- [GIVEN INSTRUCTION]
Verbatim output of all the material below is required.

Part of a data file

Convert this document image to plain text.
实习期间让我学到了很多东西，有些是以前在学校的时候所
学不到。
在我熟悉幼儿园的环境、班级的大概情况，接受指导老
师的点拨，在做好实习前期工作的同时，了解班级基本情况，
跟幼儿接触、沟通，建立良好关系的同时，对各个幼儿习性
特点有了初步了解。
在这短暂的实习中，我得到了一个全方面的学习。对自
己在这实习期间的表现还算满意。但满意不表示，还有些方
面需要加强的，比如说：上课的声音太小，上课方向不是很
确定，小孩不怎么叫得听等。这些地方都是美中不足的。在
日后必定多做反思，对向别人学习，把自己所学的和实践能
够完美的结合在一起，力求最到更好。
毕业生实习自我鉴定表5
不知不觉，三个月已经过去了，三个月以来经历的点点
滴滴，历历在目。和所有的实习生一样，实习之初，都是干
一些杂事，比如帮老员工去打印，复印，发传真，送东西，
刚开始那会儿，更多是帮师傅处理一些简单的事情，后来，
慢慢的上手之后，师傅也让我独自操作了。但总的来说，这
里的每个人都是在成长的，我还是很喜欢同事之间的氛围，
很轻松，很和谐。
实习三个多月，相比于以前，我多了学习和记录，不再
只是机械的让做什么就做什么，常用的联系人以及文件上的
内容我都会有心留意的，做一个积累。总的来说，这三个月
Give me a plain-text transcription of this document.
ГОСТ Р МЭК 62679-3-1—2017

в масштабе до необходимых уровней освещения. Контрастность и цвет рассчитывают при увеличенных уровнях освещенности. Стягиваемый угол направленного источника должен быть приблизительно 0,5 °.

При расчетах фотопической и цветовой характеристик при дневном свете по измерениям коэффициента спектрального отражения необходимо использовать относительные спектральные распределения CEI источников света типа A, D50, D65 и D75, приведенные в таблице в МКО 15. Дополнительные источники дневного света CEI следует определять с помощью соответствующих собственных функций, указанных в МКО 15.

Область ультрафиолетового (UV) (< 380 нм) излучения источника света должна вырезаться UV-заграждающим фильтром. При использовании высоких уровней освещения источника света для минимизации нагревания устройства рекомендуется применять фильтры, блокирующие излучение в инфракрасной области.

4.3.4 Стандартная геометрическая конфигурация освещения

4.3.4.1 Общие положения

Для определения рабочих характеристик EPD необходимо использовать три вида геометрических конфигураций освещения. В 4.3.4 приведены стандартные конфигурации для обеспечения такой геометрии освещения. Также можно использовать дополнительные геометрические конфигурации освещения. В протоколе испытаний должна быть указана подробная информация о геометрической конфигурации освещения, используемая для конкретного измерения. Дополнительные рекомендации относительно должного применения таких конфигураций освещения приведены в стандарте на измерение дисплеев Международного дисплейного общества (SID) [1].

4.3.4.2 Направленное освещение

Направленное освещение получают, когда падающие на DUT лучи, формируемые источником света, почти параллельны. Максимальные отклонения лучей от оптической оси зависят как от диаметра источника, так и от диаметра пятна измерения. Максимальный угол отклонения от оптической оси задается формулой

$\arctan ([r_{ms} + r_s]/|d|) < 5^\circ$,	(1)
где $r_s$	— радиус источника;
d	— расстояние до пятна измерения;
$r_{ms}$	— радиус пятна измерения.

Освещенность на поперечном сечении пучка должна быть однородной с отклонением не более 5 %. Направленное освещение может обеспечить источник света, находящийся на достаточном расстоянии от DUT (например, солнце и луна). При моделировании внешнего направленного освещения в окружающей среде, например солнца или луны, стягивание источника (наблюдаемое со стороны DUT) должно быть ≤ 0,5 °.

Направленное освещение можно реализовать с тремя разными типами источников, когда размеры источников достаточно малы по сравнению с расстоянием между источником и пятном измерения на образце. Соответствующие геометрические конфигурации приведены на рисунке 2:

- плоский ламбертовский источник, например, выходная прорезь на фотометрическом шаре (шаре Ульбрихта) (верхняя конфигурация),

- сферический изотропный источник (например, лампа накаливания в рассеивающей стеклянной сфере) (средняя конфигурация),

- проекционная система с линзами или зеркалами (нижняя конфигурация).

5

- [FULL ANSWER]
Convert this document image to plain text.
实习期间让我学到了很多东西，有些是以前在学校的时候所
学不到。
在我熟悉幼儿园的环境、班级的大概情况，接受指导老
师的点拨，在做好实习前期工作的同时，了解班级基本情况，
跟幼儿接触、沟通，建立良好关系的同时，对各个幼儿习性
特点有了初步了解。
在这短暂的实习中，我得到了一个全方面的学习。对自
己在这实习期间的表现还算满意。但满意不表示，还有些方
面需要加强的，比如说：上课的声音太小，上课方向不是很
确定，小孩不怎么叫得听等。这些地方都是美中不足的。在
日后必定多做反思，对向别人学习，把自己所学的和实践能
够完美的结合在一起，力求最到更好。
毕业生实习自我鉴定表5
不知不觉，三个月已经过去了，三个月以来经历的点点
滴滴，历历在目。和所有的实习生一样，实习之初，都是干
一些杂事，比如帮老员工去打印，复印，发传真，送东西，
刚开始那会儿，更多是帮师傅处理一些简单的事情，后来，
慢慢的上手之后，师傅也让我独自操作了。但总的来说，这
里的每个人都是在成长的，我还是很喜欢同事之间的氛围，
很轻松，很和谐。
实习三个多月，相比于以前，我多了学习和记录，不再
只是机械的让做什么就做什么，常用的联系人以及文件上的
内容我都会有心留意的，做一个积累。总的来说，这三个月
Give me a plain-text transcription of this document.
ГОСТ Р МЭК 62679-3-1—2017

в масштабе до необходимых уровней освещения. Контрастность и цвет рассчитывают при увеличенных уровнях освещенности. Стягиваемый угол направленного источника должен быть приблизительно 0,5 °.

При расчетах фотопической и цветовой характеристик при дневном свете по измерениям коэффициента спектрального отражения необходимо использовать относительные спектральные распределения CEI источников света типа A, D50, D65 и D75, приведенные в таблице в МКО 15. Дополнительные источники дневного света CEI следует определять с помощью соответствующих собственных функций, указанных в МКО 15.

Область ультрафиолетового (UV) (< 380 нм) излучения источника света должна вырезаться UV-заграждающим фильтром. При использовании высоких уровней освещения источника света для минимизации нагревания устройства рекомендуется применять фильтры, блокирующие излучение в инфракрасной области.

4.3.4 Стандартная геометрическая конфигурация освещения

4.3.4.1 Общие положения

Для определения рабочих характеристик EPD необходимо использовать три вида геометрических конфигураций освещения. В 4.3.4 приведены стандартные конфигурации для обеспечения такой геометрии освещения. Также можно использовать дополнительные геометрические конфигурации освещения. В протоколе испытаний должна быть указана подробная информация о геометрической конфигурации освещения, используемая для конкретного измерения. Дополнительные рекомендации относительно должного применения таких конфигураций освещения приведены в стандарте на измерение дисплеев Международного дисплейного общества (SID) [1].

4.3.4.2 Направленное освещение

Направленное освещение получают, когда падающие на DUT лучи, формируемые источником света, почти параллельны. Максимальные отклонения лучей от оптической оси зависят как от диаметра источника, так и от диаметра пятна измерения. Максимальный угол отклонения от оптической оси задается формулой

$\arctan ([r_{ms} + r_s]/|d|) < 5^\circ$,	(1)
где $r_s$	— радиус источника;
d	— расстояние до пятна измерения;
$r_{ms}$	— радиус пятна измерения.

Освещенность на поперечном сечении пучка должна быть однородной с отклонением не более 5 %. Направленное освещение может обеспечить источник света, находящийся на достаточном расстоянии от DUT (например, солнце и луна). При моделировании внешнего направленного освещения в окружающей среде, например солнца или луны, стягивание источника (наблюдаемое со стороны DUT) должно быть ≤ 0,5 °.

Направленное освещение можно реализовать с тремя разными типами источников, когда размеры источников достаточно малы по сравнению с расстоянием между источником и пятном измерения на образце. Соответствующие геометрические конфигурации приведены на рисунке 2:

- плоский ламбертовский источник, например, выходная прорезь на фотометрическом шаре (шаре Ульбрихта) (верхняя конфигурация),

- сферический изотропный источник (например, лампа накаливания в рассеивающей стеклянной сфере) (средняя конфигурация),

- проекционная система с линзами или зеркалами (нижняя конфигурация).

5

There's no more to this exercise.